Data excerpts
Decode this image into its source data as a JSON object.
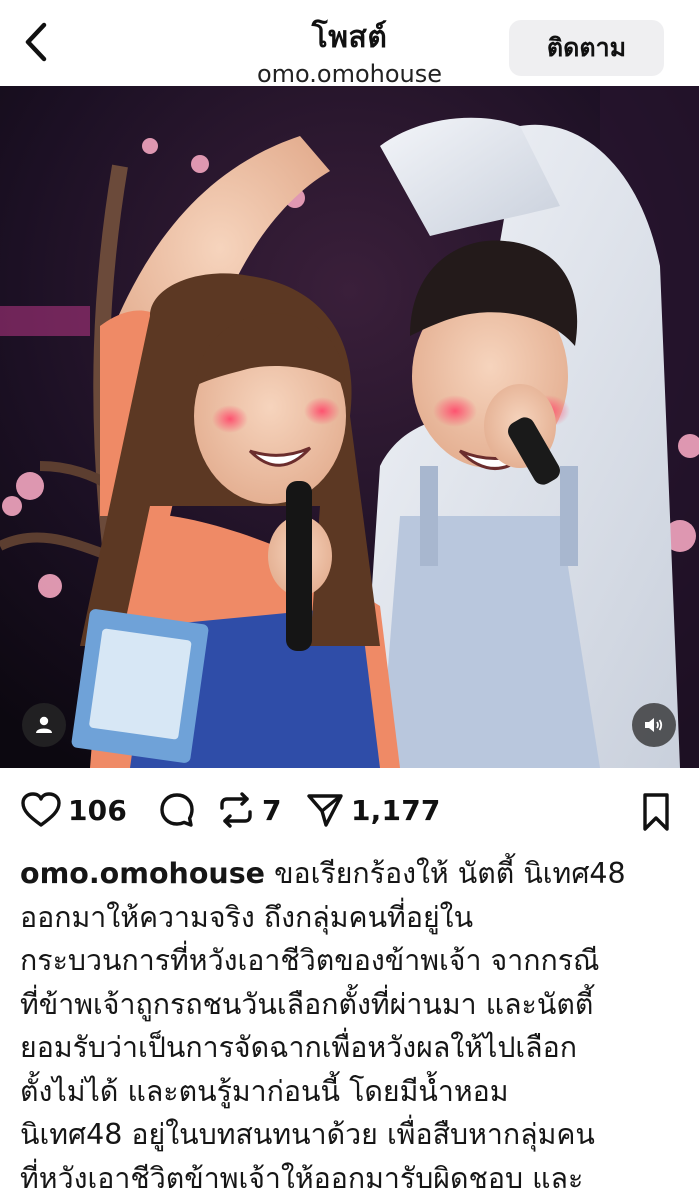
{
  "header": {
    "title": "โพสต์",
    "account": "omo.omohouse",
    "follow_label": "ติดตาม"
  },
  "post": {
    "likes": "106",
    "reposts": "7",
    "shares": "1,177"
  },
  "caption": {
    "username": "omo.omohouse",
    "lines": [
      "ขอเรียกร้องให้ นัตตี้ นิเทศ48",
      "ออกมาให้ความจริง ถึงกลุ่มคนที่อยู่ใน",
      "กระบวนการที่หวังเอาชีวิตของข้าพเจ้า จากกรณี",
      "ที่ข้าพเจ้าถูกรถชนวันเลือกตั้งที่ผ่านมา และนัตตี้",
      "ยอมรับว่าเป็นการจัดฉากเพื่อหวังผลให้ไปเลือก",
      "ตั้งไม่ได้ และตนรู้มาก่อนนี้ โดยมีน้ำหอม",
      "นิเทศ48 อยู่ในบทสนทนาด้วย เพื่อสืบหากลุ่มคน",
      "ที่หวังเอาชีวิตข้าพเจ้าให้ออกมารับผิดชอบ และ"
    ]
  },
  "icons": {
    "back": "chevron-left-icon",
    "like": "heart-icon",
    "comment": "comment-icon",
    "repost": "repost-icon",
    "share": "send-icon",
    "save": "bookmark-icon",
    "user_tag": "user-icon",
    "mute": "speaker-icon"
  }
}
* * *
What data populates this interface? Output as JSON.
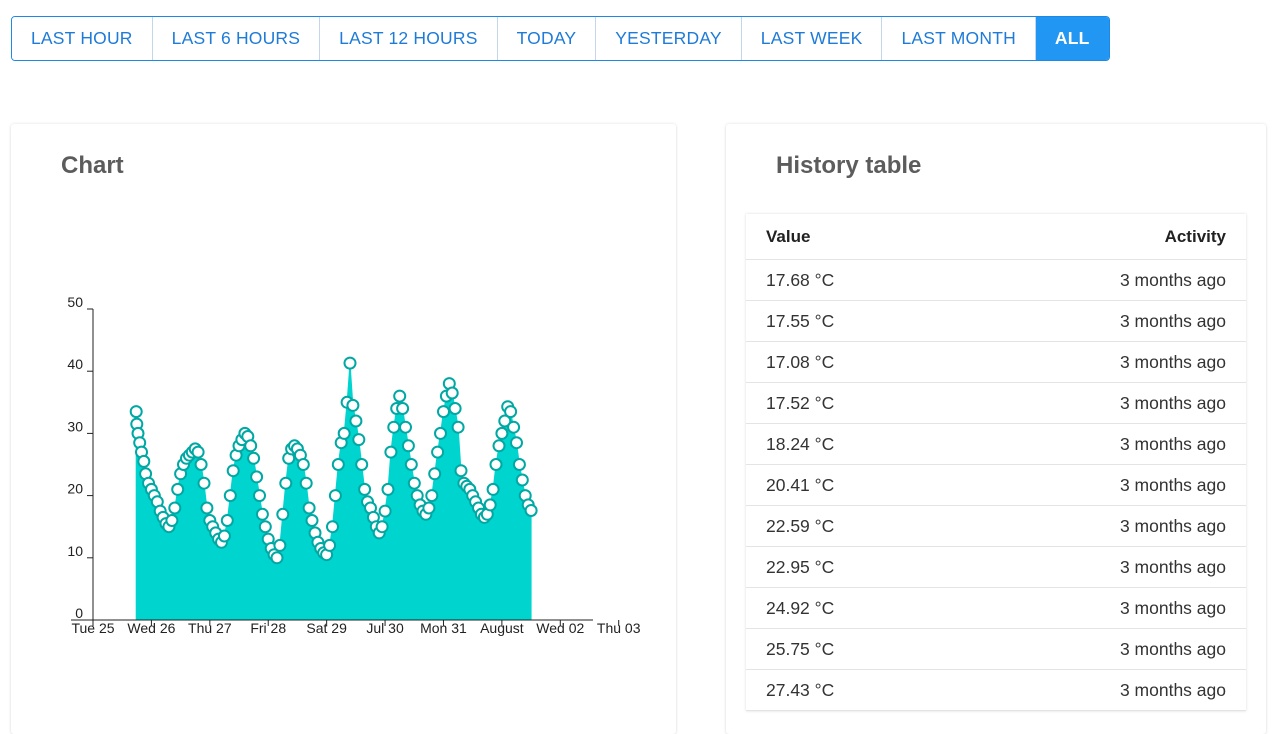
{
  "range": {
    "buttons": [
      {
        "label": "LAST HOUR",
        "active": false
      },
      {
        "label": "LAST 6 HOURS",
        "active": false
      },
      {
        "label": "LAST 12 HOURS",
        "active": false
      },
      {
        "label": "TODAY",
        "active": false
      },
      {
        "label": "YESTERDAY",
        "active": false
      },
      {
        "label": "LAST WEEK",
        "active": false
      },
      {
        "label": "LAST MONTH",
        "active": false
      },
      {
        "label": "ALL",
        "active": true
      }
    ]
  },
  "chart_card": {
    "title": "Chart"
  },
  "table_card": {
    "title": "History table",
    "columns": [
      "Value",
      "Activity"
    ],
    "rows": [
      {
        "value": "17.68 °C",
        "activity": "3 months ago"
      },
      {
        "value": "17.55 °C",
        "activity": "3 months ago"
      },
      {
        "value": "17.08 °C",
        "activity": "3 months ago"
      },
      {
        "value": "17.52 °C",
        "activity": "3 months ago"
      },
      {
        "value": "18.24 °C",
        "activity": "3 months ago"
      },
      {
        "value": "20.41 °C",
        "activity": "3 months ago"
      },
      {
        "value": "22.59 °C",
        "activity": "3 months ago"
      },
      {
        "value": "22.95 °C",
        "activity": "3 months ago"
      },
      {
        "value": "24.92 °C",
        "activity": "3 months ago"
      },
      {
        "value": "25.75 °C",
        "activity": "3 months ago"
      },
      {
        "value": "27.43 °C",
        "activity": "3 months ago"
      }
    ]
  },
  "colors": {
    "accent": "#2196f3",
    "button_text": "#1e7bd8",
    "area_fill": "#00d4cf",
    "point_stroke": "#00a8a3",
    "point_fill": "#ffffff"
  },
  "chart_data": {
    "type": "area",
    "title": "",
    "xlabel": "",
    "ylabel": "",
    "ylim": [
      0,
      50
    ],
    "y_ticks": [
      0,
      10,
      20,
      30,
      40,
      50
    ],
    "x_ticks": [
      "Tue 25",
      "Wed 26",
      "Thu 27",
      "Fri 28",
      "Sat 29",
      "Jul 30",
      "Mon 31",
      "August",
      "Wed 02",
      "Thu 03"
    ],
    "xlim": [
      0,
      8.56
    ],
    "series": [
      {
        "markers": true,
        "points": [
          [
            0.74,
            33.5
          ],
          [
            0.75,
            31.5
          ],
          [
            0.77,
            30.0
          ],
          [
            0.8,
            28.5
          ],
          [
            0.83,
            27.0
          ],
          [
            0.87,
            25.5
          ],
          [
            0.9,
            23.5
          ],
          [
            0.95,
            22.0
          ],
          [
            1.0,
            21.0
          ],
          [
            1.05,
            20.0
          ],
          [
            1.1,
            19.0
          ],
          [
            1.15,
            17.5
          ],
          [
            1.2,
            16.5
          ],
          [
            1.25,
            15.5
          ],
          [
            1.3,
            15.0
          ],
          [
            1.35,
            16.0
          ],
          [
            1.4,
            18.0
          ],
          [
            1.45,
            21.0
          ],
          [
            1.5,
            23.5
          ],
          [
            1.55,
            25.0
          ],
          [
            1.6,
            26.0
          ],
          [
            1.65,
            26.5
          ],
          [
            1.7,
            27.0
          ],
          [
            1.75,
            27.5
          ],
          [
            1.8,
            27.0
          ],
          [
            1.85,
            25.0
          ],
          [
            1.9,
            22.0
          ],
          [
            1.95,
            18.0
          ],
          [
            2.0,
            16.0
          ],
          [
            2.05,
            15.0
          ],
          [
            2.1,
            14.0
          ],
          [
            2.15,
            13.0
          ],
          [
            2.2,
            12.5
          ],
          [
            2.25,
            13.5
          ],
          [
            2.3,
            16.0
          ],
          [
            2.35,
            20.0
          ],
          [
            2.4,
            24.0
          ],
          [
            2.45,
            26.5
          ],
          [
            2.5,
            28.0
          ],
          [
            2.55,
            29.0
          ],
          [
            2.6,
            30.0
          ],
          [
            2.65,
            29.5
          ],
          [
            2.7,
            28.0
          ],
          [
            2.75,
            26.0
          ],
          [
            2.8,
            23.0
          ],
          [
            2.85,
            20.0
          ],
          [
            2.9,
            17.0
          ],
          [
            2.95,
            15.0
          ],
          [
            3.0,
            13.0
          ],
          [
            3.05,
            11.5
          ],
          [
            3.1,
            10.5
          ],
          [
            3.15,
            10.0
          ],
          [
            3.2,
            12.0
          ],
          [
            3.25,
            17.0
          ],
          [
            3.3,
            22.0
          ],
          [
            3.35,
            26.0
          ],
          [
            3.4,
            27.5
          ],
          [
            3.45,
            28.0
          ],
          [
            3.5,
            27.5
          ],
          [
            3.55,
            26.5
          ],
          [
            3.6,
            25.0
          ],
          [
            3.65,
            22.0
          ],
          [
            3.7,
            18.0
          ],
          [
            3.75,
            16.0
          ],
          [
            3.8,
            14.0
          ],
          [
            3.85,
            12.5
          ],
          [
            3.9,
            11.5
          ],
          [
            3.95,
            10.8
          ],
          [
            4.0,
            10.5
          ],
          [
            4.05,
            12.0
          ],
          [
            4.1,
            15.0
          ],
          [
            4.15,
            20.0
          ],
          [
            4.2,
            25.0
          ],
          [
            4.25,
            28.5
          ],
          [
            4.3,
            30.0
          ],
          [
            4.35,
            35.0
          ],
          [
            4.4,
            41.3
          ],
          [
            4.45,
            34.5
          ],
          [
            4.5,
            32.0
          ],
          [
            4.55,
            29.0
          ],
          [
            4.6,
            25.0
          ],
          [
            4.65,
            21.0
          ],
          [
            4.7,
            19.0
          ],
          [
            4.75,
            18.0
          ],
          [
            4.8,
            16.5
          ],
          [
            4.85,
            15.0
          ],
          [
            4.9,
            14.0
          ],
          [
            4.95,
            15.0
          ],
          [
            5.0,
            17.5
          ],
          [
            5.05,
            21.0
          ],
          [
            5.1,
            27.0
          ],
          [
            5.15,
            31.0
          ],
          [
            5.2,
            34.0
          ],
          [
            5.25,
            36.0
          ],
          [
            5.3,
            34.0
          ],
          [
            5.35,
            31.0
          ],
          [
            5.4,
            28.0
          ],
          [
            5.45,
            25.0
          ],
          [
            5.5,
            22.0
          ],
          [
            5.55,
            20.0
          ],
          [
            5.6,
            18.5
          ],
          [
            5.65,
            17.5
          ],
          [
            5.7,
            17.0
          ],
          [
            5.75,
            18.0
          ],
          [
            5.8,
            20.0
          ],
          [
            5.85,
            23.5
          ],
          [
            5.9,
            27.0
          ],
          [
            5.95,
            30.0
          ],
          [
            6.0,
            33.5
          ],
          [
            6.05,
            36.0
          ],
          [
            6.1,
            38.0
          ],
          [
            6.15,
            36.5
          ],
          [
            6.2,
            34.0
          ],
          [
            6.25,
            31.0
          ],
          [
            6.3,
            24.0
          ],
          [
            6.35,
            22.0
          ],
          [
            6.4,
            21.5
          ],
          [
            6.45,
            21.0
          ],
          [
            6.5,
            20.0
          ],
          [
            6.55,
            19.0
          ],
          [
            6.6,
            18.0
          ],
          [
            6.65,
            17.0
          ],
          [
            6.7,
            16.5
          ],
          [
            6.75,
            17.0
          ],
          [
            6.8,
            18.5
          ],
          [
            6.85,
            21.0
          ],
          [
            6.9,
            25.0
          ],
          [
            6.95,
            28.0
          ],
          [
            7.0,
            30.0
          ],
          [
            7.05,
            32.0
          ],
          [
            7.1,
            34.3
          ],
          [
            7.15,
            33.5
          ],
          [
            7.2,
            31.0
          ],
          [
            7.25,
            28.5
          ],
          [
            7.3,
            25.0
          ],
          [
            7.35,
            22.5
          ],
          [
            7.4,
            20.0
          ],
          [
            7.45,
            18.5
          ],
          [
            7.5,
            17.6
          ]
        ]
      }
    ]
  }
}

WHAT IS REQUIRED: From the listing above, collect every line that mentions the word "title".

ANSWER TO THE EXERCISE:
    "title": "โพสต์",
    "title": "Chart"
    "title": "History table",
    "title": "",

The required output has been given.